- EXERCISE GOAL: Below are records. Copy every line with "Helen" in it.
# MATERIAL FOR THIS TASK start
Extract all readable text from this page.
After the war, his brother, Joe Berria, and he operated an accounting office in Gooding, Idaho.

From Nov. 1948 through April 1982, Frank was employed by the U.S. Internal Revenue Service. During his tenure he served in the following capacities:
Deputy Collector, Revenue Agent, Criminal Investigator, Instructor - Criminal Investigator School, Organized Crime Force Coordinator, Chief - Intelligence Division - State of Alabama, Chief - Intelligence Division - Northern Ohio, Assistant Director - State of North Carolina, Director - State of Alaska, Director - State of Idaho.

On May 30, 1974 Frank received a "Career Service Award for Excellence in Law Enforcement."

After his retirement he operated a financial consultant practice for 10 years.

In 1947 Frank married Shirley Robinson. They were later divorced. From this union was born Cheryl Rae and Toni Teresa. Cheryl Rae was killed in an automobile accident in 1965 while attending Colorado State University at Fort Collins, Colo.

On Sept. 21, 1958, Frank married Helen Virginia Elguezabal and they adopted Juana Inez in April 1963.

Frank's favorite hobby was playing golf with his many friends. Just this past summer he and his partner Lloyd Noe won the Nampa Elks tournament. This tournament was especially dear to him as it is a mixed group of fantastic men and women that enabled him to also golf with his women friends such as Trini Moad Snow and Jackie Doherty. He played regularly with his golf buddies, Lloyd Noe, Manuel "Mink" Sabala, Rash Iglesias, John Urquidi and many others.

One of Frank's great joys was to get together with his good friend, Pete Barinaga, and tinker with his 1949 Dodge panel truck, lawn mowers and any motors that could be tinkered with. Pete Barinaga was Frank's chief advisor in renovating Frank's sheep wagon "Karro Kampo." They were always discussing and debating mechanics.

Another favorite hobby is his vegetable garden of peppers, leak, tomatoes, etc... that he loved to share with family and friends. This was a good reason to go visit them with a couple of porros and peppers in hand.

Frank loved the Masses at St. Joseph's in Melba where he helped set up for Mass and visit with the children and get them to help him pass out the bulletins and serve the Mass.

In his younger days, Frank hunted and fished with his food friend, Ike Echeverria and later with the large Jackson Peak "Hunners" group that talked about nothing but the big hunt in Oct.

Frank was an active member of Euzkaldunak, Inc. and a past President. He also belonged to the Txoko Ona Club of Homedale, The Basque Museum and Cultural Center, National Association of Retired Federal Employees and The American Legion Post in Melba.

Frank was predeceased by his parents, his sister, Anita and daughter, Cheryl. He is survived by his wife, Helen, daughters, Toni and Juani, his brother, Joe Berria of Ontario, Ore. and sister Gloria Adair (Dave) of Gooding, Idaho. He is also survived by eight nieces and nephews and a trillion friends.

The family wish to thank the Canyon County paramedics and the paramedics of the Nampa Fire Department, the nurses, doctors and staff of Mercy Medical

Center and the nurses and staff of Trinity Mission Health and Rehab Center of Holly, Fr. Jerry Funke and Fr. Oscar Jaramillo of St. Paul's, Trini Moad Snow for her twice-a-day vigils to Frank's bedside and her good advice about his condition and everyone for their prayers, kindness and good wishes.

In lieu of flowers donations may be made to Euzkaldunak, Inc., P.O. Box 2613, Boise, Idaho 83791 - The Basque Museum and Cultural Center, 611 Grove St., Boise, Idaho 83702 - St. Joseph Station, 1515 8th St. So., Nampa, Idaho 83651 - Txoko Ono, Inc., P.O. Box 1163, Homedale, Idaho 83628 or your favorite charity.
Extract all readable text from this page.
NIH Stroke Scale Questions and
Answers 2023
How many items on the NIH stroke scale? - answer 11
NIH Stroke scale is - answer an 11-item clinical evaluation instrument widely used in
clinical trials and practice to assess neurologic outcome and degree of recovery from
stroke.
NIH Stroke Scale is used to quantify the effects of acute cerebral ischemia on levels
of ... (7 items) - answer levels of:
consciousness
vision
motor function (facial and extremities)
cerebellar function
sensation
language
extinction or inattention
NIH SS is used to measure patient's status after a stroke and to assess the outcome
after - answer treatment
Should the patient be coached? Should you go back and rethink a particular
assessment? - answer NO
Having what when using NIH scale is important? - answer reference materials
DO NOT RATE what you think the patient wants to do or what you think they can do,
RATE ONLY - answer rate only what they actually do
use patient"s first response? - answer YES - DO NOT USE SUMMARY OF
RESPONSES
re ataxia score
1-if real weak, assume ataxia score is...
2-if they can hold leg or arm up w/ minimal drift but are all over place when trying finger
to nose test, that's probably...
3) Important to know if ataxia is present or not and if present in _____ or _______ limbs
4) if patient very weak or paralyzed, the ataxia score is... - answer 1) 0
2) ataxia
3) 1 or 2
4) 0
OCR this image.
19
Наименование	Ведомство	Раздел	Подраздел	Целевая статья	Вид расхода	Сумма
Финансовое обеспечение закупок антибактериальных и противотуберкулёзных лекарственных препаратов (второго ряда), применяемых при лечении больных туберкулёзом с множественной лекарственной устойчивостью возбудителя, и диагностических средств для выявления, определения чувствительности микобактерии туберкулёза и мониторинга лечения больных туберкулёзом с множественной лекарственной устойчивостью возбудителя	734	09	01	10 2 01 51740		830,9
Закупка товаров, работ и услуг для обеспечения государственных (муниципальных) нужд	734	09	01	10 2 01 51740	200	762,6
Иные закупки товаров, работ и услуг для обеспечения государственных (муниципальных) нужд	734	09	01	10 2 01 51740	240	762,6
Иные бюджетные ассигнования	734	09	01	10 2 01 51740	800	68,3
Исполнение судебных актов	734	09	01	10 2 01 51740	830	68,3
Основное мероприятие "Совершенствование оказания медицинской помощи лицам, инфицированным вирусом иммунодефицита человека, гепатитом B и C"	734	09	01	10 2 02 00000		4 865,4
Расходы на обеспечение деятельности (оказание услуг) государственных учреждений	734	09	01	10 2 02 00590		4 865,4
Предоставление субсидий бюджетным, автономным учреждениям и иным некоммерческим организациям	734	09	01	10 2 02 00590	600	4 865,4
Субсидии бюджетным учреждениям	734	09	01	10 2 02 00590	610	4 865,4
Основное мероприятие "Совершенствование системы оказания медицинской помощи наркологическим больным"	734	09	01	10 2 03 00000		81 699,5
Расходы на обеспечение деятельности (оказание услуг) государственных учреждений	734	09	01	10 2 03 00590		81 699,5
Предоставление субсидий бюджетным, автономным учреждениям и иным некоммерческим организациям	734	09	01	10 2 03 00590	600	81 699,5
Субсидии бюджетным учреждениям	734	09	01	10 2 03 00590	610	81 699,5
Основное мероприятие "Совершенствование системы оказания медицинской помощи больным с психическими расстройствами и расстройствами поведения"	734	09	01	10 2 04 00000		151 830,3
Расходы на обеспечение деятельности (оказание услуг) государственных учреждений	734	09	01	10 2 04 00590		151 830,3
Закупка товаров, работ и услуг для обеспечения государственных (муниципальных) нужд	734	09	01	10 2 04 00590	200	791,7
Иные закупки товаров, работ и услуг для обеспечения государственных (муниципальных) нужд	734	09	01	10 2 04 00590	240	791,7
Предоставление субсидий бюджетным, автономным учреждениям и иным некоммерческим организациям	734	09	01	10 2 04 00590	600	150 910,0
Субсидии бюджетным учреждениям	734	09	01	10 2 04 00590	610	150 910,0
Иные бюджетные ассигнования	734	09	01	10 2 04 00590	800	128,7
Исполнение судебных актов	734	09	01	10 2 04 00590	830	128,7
# MATERIAL FOR THIS TASK end
- ANSWER FOR THE TASK:
On Sept. 21, 1958, Frank married Helen Virginia Elguezabal and they adopted Juana Inez in April 1963.
Frank was predeceased by his parents, his sister, Anita and daughter, Cheryl. He is survived by his wife, Helen, daughters, Toni and Juani, his brother, Joe Berria of Ontario, Ore. and sister Gloria Adair (Dave) of Gooding, Idaho. He is also survived by eight nieces and nephews and a trillion friends.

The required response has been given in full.